■ EXERCISE: Your task is to transcribe all the entries exactly, excluding pictures.

■ MATERIALS PROVIDED:
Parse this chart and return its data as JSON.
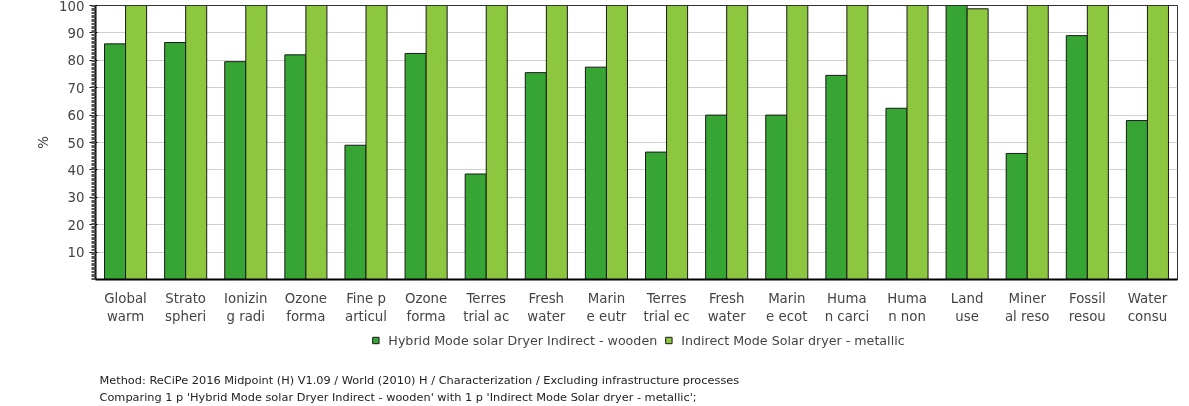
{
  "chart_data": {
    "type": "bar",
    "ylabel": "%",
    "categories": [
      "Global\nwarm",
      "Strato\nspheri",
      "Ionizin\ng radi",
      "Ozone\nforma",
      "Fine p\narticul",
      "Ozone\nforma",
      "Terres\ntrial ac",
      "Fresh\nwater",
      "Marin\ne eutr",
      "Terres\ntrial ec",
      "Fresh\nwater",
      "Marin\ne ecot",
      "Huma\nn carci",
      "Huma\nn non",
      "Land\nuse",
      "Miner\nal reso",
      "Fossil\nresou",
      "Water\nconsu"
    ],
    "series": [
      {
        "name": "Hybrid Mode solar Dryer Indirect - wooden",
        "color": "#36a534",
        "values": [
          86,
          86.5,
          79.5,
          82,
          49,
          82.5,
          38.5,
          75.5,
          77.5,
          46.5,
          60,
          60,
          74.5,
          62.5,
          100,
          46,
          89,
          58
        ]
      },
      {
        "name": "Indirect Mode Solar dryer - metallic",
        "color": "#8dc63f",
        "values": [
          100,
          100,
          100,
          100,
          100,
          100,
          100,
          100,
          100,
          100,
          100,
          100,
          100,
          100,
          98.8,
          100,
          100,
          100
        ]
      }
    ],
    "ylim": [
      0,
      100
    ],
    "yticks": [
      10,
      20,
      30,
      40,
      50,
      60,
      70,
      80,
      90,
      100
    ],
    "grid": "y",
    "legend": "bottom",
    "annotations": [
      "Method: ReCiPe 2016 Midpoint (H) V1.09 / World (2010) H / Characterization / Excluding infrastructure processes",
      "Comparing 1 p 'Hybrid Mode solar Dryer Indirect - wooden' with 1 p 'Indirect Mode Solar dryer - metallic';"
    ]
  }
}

■ CORRECT OUTPUT:
Parse this chart and return its data as JSON.
{
  "chart_data": {
    "type": "bar",
    "ylabel": "%",
    "categories": [
      "Global\nwarm",
      "Strato\nspheri",
      "Ionizin\ng radi",
      "Ozone\nforma",
      "Fine p\narticul",
      "Ozone\nforma",
      "Terres\ntrial ac",
      "Fresh\nwater",
      "Marin\ne eutr",
      "Terres\ntrial ec",
      "Fresh\nwater",
      "Marin\ne ecot",
      "Huma\nn carci",
      "Huma\nn non",
      "Land\nuse",
      "Miner\nal reso",
      "Fossil\nresou",
      "Water\nconsu"
    ],
    "series": [
      {
        "name": "Hybrid Mode solar Dryer Indirect - wooden",
        "color": "#36a534",
        "values": [
          86,
          86.5,
          79.5,
          82,
          49,
          82.5,
          38.5,
          75.5,
          77.5,
          46.5,
          60,
          60,
          74.5,
          62.5,
          100,
          46,
          89,
          58
        ]
      },
      {
        "name": "Indirect Mode Solar dryer - metallic",
        "color": "#8dc63f",
        "values": [
          100,
          100,
          100,
          100,
          100,
          100,
          100,
          100,
          100,
          100,
          100,
          100,
          100,
          100,
          98.8,
          100,
          100,
          100
        ]
      }
    ],
    "ylim": [
      0,
      100
    ],
    "yticks": [
      10,
      20,
      30,
      40,
      50,
      60,
      70,
      80,
      90,
      100
    ],
    "grid": "y",
    "legend": "bottom",
    "annotations": [
      "Method: ReCiPe 2016 Midpoint (H) V1.09 / World (2010) H / Characterization / Excluding infrastructure processes",
      "Comparing 1 p 'Hybrid Mode solar Dryer Indirect - wooden' with 1 p 'Indirect Mode Solar dryer - metallic';"
    ]
  }
}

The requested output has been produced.